§ DATA TO USE

────────────────

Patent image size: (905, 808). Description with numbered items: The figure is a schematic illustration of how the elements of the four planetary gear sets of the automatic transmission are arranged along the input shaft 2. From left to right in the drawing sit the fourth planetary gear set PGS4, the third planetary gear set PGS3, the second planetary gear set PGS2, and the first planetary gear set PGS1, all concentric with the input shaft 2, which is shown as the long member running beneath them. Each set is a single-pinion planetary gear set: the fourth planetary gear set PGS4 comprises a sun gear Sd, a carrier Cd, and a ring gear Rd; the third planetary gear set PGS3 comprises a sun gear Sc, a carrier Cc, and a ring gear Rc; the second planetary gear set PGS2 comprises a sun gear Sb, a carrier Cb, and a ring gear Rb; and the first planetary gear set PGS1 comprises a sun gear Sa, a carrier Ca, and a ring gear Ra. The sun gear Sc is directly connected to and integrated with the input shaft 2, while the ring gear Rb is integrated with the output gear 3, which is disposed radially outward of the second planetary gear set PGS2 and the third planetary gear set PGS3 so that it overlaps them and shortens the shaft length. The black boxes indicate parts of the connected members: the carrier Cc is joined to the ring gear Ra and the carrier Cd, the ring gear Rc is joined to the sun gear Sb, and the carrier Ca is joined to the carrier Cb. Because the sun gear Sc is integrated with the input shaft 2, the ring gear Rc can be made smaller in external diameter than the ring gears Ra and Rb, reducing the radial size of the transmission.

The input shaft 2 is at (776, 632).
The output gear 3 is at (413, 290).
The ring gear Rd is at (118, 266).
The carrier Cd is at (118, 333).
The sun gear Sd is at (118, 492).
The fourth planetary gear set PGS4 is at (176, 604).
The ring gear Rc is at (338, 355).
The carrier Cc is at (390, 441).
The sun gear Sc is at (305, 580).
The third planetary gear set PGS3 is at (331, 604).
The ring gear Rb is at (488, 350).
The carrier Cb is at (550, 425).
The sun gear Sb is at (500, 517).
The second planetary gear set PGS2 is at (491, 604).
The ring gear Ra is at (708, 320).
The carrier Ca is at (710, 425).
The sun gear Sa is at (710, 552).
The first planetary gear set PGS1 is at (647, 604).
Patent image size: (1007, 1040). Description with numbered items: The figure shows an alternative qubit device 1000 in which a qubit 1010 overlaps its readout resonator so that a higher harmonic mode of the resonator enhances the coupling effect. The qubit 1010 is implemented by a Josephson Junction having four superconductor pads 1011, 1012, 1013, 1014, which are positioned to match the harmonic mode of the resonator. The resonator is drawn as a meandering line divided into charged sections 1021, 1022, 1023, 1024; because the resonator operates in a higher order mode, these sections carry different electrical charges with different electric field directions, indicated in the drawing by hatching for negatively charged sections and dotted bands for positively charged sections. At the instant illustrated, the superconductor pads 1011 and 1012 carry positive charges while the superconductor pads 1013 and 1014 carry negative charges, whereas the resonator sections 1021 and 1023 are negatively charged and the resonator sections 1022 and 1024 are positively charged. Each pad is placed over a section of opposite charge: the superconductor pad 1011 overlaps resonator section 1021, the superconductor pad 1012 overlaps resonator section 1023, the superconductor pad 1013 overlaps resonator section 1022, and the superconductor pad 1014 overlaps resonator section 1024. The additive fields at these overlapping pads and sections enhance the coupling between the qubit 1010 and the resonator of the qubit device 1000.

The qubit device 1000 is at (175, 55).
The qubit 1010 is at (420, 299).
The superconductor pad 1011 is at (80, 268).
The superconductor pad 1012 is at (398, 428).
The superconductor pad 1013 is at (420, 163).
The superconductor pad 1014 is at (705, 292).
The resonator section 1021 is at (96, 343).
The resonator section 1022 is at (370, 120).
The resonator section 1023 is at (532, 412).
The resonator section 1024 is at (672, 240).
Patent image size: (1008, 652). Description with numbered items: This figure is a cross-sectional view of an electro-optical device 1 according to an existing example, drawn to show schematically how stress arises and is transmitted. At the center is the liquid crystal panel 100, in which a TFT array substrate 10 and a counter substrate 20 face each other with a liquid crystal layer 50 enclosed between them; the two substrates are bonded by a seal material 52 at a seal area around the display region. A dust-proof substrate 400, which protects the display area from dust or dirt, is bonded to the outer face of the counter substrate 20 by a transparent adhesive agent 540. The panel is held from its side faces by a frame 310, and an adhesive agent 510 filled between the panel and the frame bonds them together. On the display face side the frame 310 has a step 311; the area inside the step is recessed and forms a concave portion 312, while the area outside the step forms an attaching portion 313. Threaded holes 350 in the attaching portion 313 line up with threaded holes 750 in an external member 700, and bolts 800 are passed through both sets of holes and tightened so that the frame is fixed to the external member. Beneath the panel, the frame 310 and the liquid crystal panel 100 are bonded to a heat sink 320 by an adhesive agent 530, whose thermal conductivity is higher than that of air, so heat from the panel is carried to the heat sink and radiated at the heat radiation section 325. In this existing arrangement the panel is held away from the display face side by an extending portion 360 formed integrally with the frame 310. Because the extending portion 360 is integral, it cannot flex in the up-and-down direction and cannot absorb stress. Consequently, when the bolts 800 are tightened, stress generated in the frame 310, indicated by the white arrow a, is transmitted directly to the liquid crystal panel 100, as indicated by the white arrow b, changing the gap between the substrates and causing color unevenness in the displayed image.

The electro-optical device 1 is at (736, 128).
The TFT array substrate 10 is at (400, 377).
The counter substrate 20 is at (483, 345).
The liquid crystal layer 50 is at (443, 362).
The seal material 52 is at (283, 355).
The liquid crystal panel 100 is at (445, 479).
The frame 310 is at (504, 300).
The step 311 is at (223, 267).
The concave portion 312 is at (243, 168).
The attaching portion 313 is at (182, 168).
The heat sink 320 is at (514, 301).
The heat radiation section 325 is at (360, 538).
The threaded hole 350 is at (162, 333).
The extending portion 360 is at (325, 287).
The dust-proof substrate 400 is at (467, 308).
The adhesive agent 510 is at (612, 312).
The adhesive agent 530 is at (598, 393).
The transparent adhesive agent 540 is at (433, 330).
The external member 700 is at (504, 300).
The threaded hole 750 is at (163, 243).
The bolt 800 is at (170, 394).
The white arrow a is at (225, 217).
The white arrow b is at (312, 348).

────────────────

§ EXERCISE REQUIREMENTS
In the entries, take the part that opens with the line containing "Patent image size: (1007, 1040)." and closes with the line containing "The qubit device 1000 is at (175, 55).", and write out only those lines with "readout" changed to "measurement" and everything else unchanged.

§ RESPONSE TO THIS TASK
Patent image size: (1007, 1040). Description with numbered items: The figure shows an alternative qubit device 1000 in which a qubit 1010 overlaps its measurement resonator so that a higher harmonic mode of the resonator enhances the coupling effect. The qubit 1010 is implemented by a Josephson Junction having four superconductor pads 1011, 1012, 1013, 1014, which are positioned to match the harmonic mode of the resonator. The resonator is drawn as a meandering line divided into charged sections 1021, 1022, 1023, 1024; because the resonator operates in a higher order mode, these sections carry different electrical charges with different electric field directions, indicated in the drawing by hatching for negatively charged sections and dotted bands for positively charged sections. At the instant illustrated, the superconductor pads 1011 and 1012 carry positive charges while the superconductor pads 1013 and 1014 carry negative charges, whereas the resonator sections 1021 and 1023 are negatively charged and the resonator sections 1022 and 1024 are positively charged. Each pad is placed over a section of opposite charge: the superconductor pad 1011 overlaps resonator section 1021, the superconductor pad 1012 overlaps resonator section 1023, the superconductor pad 1013 overlaps resonator section 1022, and the superconductor pad 1014 overlaps resonator section 1024. The additive fields at these overlapping pads and sections enhance the coupling between the qubit 1010 and the resonator of the qubit device 1000.

The qubit device 1000 is at (175, 55).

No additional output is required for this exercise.